** START EXERCISE MATERIALS **

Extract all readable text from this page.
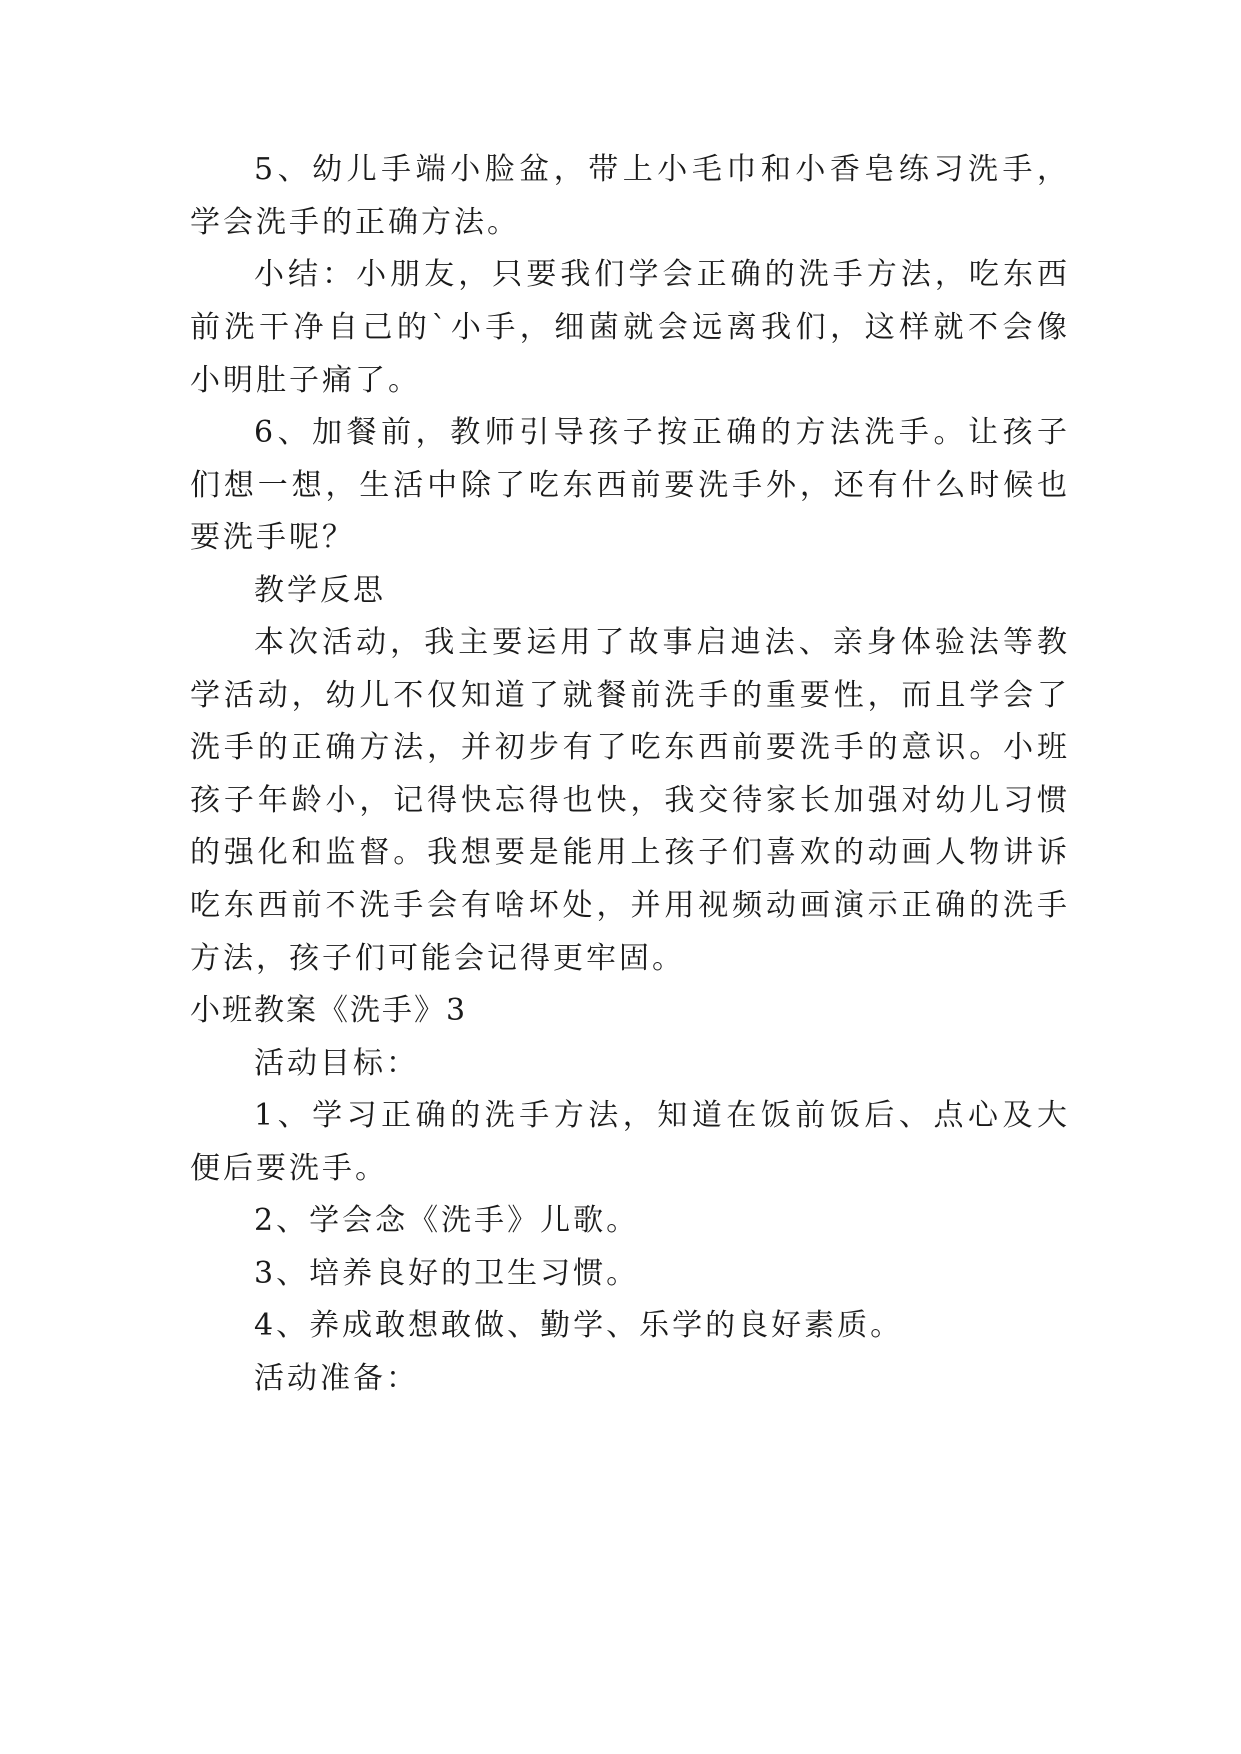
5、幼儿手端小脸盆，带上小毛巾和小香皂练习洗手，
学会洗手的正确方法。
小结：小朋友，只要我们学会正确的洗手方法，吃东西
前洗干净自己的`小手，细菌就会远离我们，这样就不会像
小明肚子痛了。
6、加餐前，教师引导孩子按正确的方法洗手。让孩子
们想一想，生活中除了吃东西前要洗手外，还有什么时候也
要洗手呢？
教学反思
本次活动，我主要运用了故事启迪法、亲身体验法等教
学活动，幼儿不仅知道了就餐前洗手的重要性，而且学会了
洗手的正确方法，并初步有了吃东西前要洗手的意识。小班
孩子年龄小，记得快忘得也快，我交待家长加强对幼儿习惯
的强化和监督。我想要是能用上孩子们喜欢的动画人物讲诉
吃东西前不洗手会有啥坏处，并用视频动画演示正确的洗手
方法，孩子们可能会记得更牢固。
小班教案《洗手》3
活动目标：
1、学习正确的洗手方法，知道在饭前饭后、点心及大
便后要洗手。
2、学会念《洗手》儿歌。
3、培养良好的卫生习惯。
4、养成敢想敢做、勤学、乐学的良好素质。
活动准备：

** END EXERCISE MATERIALS **

§ PROMPT:
Skip the images and write out the rest of the listing exactly.

§ EXERCISE RESPONSE:
Extract all readable text from this page.
5、幼儿手端小脸盆，带上小毛巾和小香皂练习洗手，
学会洗手的正确方法。
小结：小朋友，只要我们学会正确的洗手方法，吃东西
前洗干净自己的`小手，细菌就会远离我们，这样就不会像
小明肚子痛了。
6、加餐前，教师引导孩子按正确的方法洗手。让孩子
们想一想，生活中除了吃东西前要洗手外，还有什么时候也
要洗手呢？
教学反思
本次活动，我主要运用了故事启迪法、亲身体验法等教
学活动，幼儿不仅知道了就餐前洗手的重要性，而且学会了
洗手的正确方法，并初步有了吃东西前要洗手的意识。小班
孩子年龄小，记得快忘得也快，我交待家长加强对幼儿习惯
的强化和监督。我想要是能用上孩子们喜欢的动画人物讲诉
吃东西前不洗手会有啥坏处，并用视频动画演示正确的洗手
方法，孩子们可能会记得更牢固。
小班教案《洗手》3
活动目标：
1、学习正确的洗手方法，知道在饭前饭后、点心及大
便后要洗手。
2、学会念《洗手》儿歌。
3、培养良好的卫生习惯。
4、养成敢想敢做、勤学、乐学的良好素质。
活动准备：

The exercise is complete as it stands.